Part of a data file
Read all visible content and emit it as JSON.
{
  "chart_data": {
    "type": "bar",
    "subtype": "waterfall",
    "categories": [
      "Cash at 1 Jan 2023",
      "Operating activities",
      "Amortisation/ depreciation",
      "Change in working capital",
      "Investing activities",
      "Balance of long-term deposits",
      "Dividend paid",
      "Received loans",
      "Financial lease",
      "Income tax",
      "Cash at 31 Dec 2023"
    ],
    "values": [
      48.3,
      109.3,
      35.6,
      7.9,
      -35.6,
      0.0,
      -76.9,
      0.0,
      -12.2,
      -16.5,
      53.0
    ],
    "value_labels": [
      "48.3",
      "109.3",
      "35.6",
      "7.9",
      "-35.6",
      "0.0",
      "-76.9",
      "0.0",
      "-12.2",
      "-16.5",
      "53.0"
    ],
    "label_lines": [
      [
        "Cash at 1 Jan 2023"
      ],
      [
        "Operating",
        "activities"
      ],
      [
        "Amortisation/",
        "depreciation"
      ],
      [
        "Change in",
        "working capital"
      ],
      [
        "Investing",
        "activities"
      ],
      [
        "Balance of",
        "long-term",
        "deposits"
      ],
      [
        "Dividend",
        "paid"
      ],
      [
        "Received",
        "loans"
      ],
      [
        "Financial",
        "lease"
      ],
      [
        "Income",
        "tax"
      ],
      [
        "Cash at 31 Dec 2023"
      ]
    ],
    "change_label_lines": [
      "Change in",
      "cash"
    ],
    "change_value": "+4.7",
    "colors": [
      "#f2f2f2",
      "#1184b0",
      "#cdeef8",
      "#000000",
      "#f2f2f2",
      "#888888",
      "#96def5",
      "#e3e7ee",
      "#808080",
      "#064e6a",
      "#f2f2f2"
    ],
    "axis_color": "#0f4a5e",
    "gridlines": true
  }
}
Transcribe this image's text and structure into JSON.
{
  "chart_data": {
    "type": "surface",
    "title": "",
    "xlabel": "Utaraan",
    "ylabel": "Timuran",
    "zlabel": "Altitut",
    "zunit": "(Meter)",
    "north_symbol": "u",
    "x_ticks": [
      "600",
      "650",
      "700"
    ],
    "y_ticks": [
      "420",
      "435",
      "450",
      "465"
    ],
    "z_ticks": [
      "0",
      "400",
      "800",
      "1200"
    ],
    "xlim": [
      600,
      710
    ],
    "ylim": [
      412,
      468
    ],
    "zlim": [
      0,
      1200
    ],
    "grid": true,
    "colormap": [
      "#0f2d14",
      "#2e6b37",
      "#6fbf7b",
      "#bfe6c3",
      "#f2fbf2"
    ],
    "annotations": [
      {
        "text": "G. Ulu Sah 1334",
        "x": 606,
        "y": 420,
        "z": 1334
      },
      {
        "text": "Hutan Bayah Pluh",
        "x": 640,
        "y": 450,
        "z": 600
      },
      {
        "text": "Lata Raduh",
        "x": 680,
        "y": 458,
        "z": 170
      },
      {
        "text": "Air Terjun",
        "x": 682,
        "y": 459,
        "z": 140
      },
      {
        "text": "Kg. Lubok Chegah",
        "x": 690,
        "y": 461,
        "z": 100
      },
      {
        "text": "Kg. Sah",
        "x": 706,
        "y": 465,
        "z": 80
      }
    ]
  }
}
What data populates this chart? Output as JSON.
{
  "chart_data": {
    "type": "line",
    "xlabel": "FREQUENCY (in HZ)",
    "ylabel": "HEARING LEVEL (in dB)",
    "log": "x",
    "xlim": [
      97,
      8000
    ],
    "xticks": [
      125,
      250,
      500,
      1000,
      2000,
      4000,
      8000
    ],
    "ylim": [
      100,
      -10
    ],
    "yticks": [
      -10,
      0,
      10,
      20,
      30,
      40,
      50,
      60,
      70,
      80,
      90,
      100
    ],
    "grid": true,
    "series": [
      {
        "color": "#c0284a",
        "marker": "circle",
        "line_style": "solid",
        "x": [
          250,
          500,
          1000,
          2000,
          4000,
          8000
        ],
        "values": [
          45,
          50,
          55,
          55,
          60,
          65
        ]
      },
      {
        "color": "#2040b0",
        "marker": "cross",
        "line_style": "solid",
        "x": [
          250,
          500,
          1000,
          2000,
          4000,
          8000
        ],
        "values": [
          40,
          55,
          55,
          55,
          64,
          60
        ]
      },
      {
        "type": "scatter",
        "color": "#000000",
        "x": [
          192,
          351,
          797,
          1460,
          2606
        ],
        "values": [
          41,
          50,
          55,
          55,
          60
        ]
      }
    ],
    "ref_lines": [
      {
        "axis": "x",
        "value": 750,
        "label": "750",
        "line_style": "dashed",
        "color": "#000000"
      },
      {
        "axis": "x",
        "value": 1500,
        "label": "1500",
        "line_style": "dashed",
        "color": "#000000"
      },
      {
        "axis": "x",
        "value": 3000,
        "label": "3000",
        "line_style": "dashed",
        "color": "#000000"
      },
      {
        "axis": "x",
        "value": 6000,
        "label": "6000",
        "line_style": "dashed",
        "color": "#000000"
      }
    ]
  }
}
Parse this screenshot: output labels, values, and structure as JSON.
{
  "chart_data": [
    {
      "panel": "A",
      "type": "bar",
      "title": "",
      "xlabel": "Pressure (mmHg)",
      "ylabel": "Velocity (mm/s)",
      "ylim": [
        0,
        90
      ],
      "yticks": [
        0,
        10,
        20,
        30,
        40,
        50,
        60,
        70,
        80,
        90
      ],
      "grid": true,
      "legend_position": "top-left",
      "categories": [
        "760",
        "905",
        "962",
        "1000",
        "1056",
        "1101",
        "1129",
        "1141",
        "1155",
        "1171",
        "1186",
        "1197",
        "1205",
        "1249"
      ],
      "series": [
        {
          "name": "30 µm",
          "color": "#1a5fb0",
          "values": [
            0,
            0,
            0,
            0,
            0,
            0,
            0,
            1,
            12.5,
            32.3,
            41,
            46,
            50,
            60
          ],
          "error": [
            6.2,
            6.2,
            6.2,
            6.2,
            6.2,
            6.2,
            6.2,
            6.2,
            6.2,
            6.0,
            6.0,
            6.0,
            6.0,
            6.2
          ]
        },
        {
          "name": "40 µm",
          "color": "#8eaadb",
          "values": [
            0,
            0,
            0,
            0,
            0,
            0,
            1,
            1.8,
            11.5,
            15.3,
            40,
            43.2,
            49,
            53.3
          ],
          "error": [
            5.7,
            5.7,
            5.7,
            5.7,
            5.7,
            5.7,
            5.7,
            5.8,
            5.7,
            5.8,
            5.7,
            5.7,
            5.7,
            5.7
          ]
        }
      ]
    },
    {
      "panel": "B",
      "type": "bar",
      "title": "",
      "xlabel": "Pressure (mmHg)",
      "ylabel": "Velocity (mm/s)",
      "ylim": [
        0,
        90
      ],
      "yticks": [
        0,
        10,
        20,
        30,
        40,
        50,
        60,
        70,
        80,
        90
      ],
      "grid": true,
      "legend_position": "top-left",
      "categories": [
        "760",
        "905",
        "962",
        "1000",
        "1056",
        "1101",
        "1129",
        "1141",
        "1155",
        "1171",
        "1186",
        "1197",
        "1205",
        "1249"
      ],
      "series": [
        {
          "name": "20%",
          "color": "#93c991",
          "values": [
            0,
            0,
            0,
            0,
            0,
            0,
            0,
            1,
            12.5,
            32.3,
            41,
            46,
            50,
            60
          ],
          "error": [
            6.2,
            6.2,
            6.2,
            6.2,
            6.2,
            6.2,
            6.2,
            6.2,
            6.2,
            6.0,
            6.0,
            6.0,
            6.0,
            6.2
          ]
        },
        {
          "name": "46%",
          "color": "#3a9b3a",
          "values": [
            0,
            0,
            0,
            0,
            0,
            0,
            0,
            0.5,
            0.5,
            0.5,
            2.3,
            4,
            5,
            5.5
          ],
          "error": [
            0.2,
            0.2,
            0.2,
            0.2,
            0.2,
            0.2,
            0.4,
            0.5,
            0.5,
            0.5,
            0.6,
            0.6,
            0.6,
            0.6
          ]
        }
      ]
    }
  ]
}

Stated problem
Return every line of the preceding records in which the word "JSON" appears.

Output for this task
Read all visible content and emit it as JSON.
Transcribe this image's text and structure into JSON.
What data populates this chart? Output as JSON.
Parse this screenshot: output labels, values, and structure as JSON.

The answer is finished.